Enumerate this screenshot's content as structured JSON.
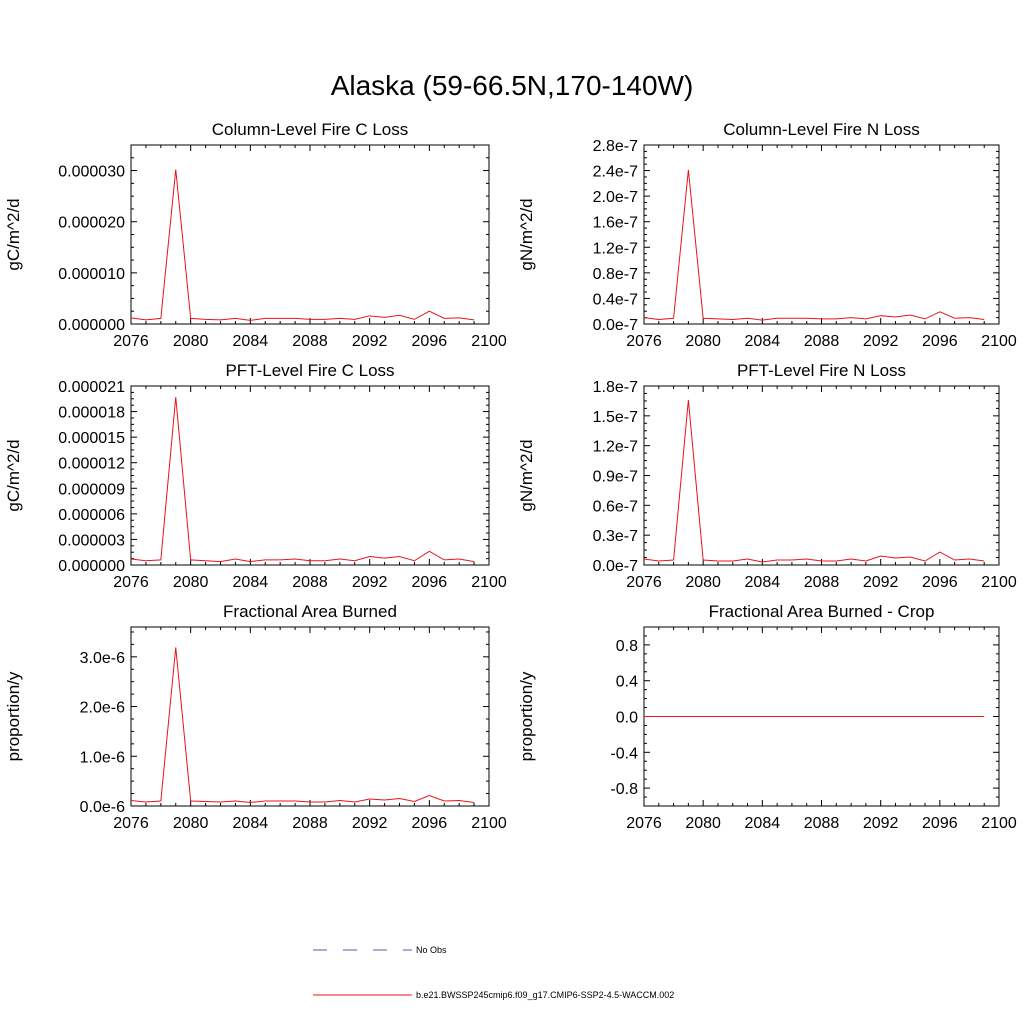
{
  "figure_title": "Alaska (59-66.5N,170-140W)",
  "colors": {
    "model_line": "#e8141b",
    "obs_line": "#5a5ab0",
    "axis": "#000000"
  },
  "legend": [
    {
      "label": "No Obs",
      "style": "dashed",
      "color": "#5a5ab0"
    },
    {
      "label": "b.e21.BWSSP245cmip6.f09_g17.CMIP6-SSP2-4.5-WACCM.002",
      "style": "solid",
      "color": "#e8141b"
    }
  ],
  "chart_data": [
    {
      "type": "line",
      "title": "Column-Level Fire C Loss",
      "ylabel": "gC/m^2/d",
      "xlim": [
        2076,
        2100
      ],
      "ylim": [
        0,
        3.5e-05
      ],
      "xticks": [
        "2076",
        "2080",
        "2084",
        "2088",
        "2092",
        "2096",
        "2100"
      ],
      "yticks": [
        {
          "value": 0,
          "label": "0.000000"
        },
        {
          "value": 1e-05,
          "label": "0.000010"
        },
        {
          "value": 2e-05,
          "label": "0.000020"
        },
        {
          "value": 3e-05,
          "label": "0.000030"
        }
      ],
      "x": [
        2076,
        2077,
        2078,
        2079,
        2080,
        2081,
        2082,
        2083,
        2084,
        2085,
        2086,
        2087,
        2088,
        2089,
        2090,
        2091,
        2092,
        2093,
        2094,
        2095,
        2096,
        2097,
        2098,
        2099
      ],
      "series": [
        {
          "name": "b.e21.BWSSP245cmip6.f09_g17.CMIP6-SSP2-4.5-WACCM.002",
          "values": [
            1.2e-06,
            8e-07,
            1.1e-06,
            3.02e-05,
            1.1e-06,
            9e-07,
            8e-07,
            1.1e-06,
            7e-07,
            1.1e-06,
            1.1e-06,
            1.1e-06,
            9e-07,
            9e-07,
            1.1e-06,
            9e-07,
            1.6e-06,
            1.3e-06,
            1.7e-06,
            9e-07,
            2.5e-06,
            1.1e-06,
            1.2e-06,
            8e-07
          ]
        }
      ]
    },
    {
      "type": "line",
      "title": "Column-Level Fire N Loss",
      "ylabel": "gN/m^2/d",
      "xlim": [
        2076,
        2100
      ],
      "ylim": [
        0,
        2.8e-07
      ],
      "xticks": [
        "2076",
        "2080",
        "2084",
        "2088",
        "2092",
        "2096",
        "2100"
      ],
      "yticks": [
        {
          "value": 0,
          "label": "0.0e-7"
        },
        {
          "value": 4e-08,
          "label": "0.4e-7"
        },
        {
          "value": 8e-08,
          "label": "0.8e-7"
        },
        {
          "value": 1.2e-07,
          "label": "1.2e-7"
        },
        {
          "value": 1.6e-07,
          "label": "1.6e-7"
        },
        {
          "value": 2e-07,
          "label": "2.0e-7"
        },
        {
          "value": 2.4e-07,
          "label": "2.4e-7"
        },
        {
          "value": 2.8e-07,
          "label": "2.8e-7"
        }
      ],
      "x": [
        2076,
        2077,
        2078,
        2079,
        2080,
        2081,
        2082,
        2083,
        2084,
        2085,
        2086,
        2087,
        2088,
        2089,
        2090,
        2091,
        2092,
        2093,
        2094,
        2095,
        2096,
        2097,
        2098,
        2099
      ],
      "series": [
        {
          "name": "b.e21.BWSSP245cmip6.f09_g17.CMIP6-SSP2-4.5-WACCM.002",
          "values": [
            1e-08,
            7e-09,
            9e-09,
            2.41e-07,
            9e-09,
            8e-09,
            7e-09,
            9e-09,
            6e-09,
            9e-09,
            9e-09,
            9e-09,
            8e-09,
            8e-09,
            1e-08,
            8e-09,
            1.3e-08,
            1.1e-08,
            1.4e-08,
            8e-09,
            1.9e-08,
            9e-09,
            1e-08,
            7e-09
          ]
        }
      ]
    },
    {
      "type": "line",
      "title": "PFT-Level Fire C Loss",
      "ylabel": "gC/m^2/d",
      "xlim": [
        2076,
        2100
      ],
      "ylim": [
        0,
        2.1e-05
      ],
      "xticks": [
        "2076",
        "2080",
        "2084",
        "2088",
        "2092",
        "2096",
        "2100"
      ],
      "yticks": [
        {
          "value": 0,
          "label": "0.000000"
        },
        {
          "value": 3e-06,
          "label": "0.000003"
        },
        {
          "value": 6e-06,
          "label": "0.000006"
        },
        {
          "value": 9e-06,
          "label": "0.000009"
        },
        {
          "value": 1.2e-05,
          "label": "0.000012"
        },
        {
          "value": 1.5e-05,
          "label": "0.000015"
        },
        {
          "value": 1.8e-05,
          "label": "0.000018"
        },
        {
          "value": 2.1e-05,
          "label": "0.000021"
        }
      ],
      "x": [
        2076,
        2077,
        2078,
        2079,
        2080,
        2081,
        2082,
        2083,
        2084,
        2085,
        2086,
        2087,
        2088,
        2089,
        2090,
        2091,
        2092,
        2093,
        2094,
        2095,
        2096,
        2097,
        2098,
        2099
      ],
      "series": [
        {
          "name": "b.e21.BWSSP245cmip6.f09_g17.CMIP6-SSP2-4.5-WACCM.002",
          "values": [
            7e-07,
            5e-07,
            6e-07,
            1.97e-05,
            6e-07,
            5e-07,
            4e-07,
            7e-07,
            4e-07,
            6e-07,
            6e-07,
            7e-07,
            5e-07,
            5e-07,
            7e-07,
            5e-07,
            1e-06,
            8e-07,
            1e-06,
            5e-07,
            1.6e-06,
            6e-07,
            7e-07,
            4e-07
          ]
        }
      ]
    },
    {
      "type": "line",
      "title": "PFT-Level Fire N Loss",
      "ylabel": "gN/m^2/d",
      "xlim": [
        2076,
        2100
      ],
      "ylim": [
        0,
        1.8e-07
      ],
      "xticks": [
        "2076",
        "2080",
        "2084",
        "2088",
        "2092",
        "2096",
        "2100"
      ],
      "yticks": [
        {
          "value": 0,
          "label": "0.0e-7"
        },
        {
          "value": 3e-08,
          "label": "0.3e-7"
        },
        {
          "value": 6e-08,
          "label": "0.6e-7"
        },
        {
          "value": 9e-08,
          "label": "0.9e-7"
        },
        {
          "value": 1.2e-07,
          "label": "1.2e-7"
        },
        {
          "value": 1.5e-07,
          "label": "1.5e-7"
        },
        {
          "value": 1.8e-07,
          "label": "1.8e-7"
        }
      ],
      "x": [
        2076,
        2077,
        2078,
        2079,
        2080,
        2081,
        2082,
        2083,
        2084,
        2085,
        2086,
        2087,
        2088,
        2089,
        2090,
        2091,
        2092,
        2093,
        2094,
        2095,
        2096,
        2097,
        2098,
        2099
      ],
      "series": [
        {
          "name": "b.e21.BWSSP245cmip6.f09_g17.CMIP6-SSP2-4.5-WACCM.002",
          "values": [
            6e-09,
            4e-09,
            5e-09,
            1.66e-07,
            5e-09,
            4e-09,
            4e-09,
            6e-09,
            3e-09,
            5e-09,
            5e-09,
            6e-09,
            4e-09,
            4e-09,
            6e-09,
            4e-09,
            9e-09,
            7e-09,
            8e-09,
            4e-09,
            1.3e-08,
            5e-09,
            6e-09,
            4e-09
          ]
        }
      ]
    },
    {
      "type": "line",
      "title": "Fractional Area Burned",
      "ylabel": "proportion/y",
      "xlim": [
        2076,
        2100
      ],
      "ylim": [
        0,
        3.6e-06
      ],
      "xticks": [
        "2076",
        "2080",
        "2084",
        "2088",
        "2092",
        "2096",
        "2100"
      ],
      "yticks": [
        {
          "value": 0,
          "label": "0.0e-6"
        },
        {
          "value": 1e-06,
          "label": "1.0e-6"
        },
        {
          "value": 2e-06,
          "label": "2.0e-6"
        },
        {
          "value": 3e-06,
          "label": "3.0e-6"
        }
      ],
      "x": [
        2076,
        2077,
        2078,
        2079,
        2080,
        2081,
        2082,
        2083,
        2084,
        2085,
        2086,
        2087,
        2088,
        2089,
        2090,
        2091,
        2092,
        2093,
        2094,
        2095,
        2096,
        2097,
        2098,
        2099
      ],
      "series": [
        {
          "name": "b.e21.BWSSP245cmip6.f09_g17.CMIP6-SSP2-4.5-WACCM.002",
          "values": [
            1.1e-07,
            8e-08,
            1e-07,
            3.19e-06,
            1e-07,
            9e-08,
            8e-08,
            1e-07,
            7e-08,
            1e-07,
            1e-07,
            1e-07,
            8e-08,
            8e-08,
            1.1e-07,
            8e-08,
            1.4e-07,
            1.2e-07,
            1.5e-07,
            9e-08,
            2.1e-07,
            1e-07,
            1.1e-07,
            7e-08
          ]
        }
      ]
    },
    {
      "type": "line",
      "title": "Fractional Area Burned - Crop",
      "ylabel": "proportion/y",
      "xlim": [
        2076,
        2100
      ],
      "ylim": [
        -1.0,
        1.0
      ],
      "xticks": [
        "2076",
        "2080",
        "2084",
        "2088",
        "2092",
        "2096",
        "2100"
      ],
      "yticks": [
        {
          "value": -0.8,
          "label": "-0.8"
        },
        {
          "value": -0.4,
          "label": "-0.4"
        },
        {
          "value": 0,
          "label": "0.0"
        },
        {
          "value": 0.4,
          "label": "0.4"
        },
        {
          "value": 0.8,
          "label": "0.8"
        }
      ],
      "x": [
        2076,
        2077,
        2078,
        2079,
        2080,
        2081,
        2082,
        2083,
        2084,
        2085,
        2086,
        2087,
        2088,
        2089,
        2090,
        2091,
        2092,
        2093,
        2094,
        2095,
        2096,
        2097,
        2098,
        2099
      ],
      "series": [
        {
          "name": "b.e21.BWSSP245cmip6.f09_g17.CMIP6-SSP2-4.5-WACCM.002",
          "values": [
            0,
            0,
            0,
            0,
            0,
            0,
            0,
            0,
            0,
            0,
            0,
            0,
            0,
            0,
            0,
            0,
            0,
            0,
            0,
            0,
            0,
            0,
            0,
            0
          ]
        }
      ]
    }
  ]
}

※ ※ ※

— STATED PROBLEM —
How many lines in the data contain the string "Fire"? Respond with the number only.

— RESPONSE FOR THIS EXERCISE —
4